Task to complete: What follows are records. Restate all of them word for word.

Rows:

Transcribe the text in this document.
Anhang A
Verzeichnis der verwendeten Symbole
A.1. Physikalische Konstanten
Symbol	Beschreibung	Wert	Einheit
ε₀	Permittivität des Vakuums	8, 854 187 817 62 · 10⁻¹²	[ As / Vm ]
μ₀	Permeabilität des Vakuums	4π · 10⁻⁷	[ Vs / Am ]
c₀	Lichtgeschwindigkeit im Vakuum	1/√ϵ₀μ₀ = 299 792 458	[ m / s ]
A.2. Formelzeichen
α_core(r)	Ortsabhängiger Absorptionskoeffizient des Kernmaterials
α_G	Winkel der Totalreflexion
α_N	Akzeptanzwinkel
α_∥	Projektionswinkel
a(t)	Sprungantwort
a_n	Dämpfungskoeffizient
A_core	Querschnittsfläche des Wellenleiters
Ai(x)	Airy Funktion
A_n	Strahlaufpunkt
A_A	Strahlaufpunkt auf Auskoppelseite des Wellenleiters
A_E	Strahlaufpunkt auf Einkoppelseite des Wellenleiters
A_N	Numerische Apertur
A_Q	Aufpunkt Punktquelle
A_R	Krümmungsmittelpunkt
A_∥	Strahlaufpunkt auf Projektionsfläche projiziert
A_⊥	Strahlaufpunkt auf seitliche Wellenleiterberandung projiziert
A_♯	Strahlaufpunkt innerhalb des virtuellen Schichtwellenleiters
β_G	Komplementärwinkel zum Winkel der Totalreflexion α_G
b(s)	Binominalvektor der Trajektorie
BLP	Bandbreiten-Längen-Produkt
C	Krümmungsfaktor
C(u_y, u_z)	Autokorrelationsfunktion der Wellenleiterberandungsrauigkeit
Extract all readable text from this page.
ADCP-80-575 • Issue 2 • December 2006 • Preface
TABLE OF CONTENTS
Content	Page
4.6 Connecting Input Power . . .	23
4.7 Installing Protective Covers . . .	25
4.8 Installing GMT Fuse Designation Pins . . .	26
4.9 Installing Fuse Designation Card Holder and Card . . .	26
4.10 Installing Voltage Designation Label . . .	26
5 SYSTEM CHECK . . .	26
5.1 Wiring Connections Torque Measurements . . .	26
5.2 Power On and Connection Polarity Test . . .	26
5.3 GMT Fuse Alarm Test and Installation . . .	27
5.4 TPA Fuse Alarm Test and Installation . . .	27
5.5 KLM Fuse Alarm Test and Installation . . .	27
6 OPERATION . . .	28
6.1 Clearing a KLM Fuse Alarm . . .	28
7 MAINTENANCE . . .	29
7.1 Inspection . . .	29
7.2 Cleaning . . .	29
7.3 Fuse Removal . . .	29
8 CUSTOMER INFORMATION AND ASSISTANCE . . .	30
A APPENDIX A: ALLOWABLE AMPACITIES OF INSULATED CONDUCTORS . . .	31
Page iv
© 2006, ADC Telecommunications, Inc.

Exercise solution:
Transcribe the text in this document.
Anhang A
Verzeichnis der verwendeten Symbole
A.1. Physikalische Konstanten
Symbol	Beschreibung	Wert	Einheit
ε₀	Permittivität des Vakuums	8, 854 187 817 62 · 10⁻¹²	[ As / Vm ]
μ₀	Permeabilität des Vakuums	4π · 10⁻⁷	[ Vs / Am ]
c₀	Lichtgeschwindigkeit im Vakuum	1/√ϵ₀μ₀ = 299 792 458	[ m / s ]
A.2. Formelzeichen
α_core(r)	Ortsabhängiger Absorptionskoeffizient des Kernmaterials
α_G	Winkel der Totalreflexion
α_N	Akzeptanzwinkel
α_∥	Projektionswinkel
a(t)	Sprungantwort
a_n	Dämpfungskoeffizient
A_core	Querschnittsfläche des Wellenleiters
Ai(x)	Airy Funktion
A_n	Strahlaufpunkt
A_A	Strahlaufpunkt auf Auskoppelseite des Wellenleiters
A_E	Strahlaufpunkt auf Einkoppelseite des Wellenleiters
A_N	Numerische Apertur
A_Q	Aufpunkt Punktquelle
A_R	Krümmungsmittelpunkt
A_∥	Strahlaufpunkt auf Projektionsfläche projiziert
A_⊥	Strahlaufpunkt auf seitliche Wellenleiterberandung projiziert
A_♯	Strahlaufpunkt innerhalb des virtuellen Schichtwellenleiters
β_G	Komplementärwinkel zum Winkel der Totalreflexion α_G
b(s)	Binominalvektor der Trajektorie
BLP	Bandbreiten-Längen-Produkt
C	Krümmungsfaktor
C(u_y, u_z)	Autokorrelationsfunktion der Wellenleiterberandungsrauigkeit
Extract all readable text from this page.
ADCP-80-575 • Issue 2 • December 2006 • Preface
TABLE OF CONTENTS
Content	Page
4.6 Connecting Input Power . . .	23
4.7 Installing Protective Covers . . .	25
4.8 Installing GMT Fuse Designation Pins . . .	26
4.9 Installing Fuse Designation Card Holder and Card . . .	26
4.10 Installing Voltage Designation Label . . .	26
5 SYSTEM CHECK . . .	26
5.1 Wiring Connections Torque Measurements . . .	26
5.2 Power On and Connection Polarity Test . . .	26
5.3 GMT Fuse Alarm Test and Installation . . .	27
5.4 TPA Fuse Alarm Test and Installation . . .	27
5.5 KLM Fuse Alarm Test and Installation . . .	27
6 OPERATION . . .	28
6.1 Clearing a KLM Fuse Alarm . . .	28
7 MAINTENANCE . . .	29
7.1 Inspection . . .	29
7.2 Cleaning . . .	29
7.3 Fuse Removal . . .	29
8 CUSTOMER INFORMATION AND ASSISTANCE . . .	30
A APPENDIX A: ALLOWABLE AMPACITIES OF INSULATED CONDUCTORS . . .	31
Page iv
© 2006, ADC Telecommunications, Inc.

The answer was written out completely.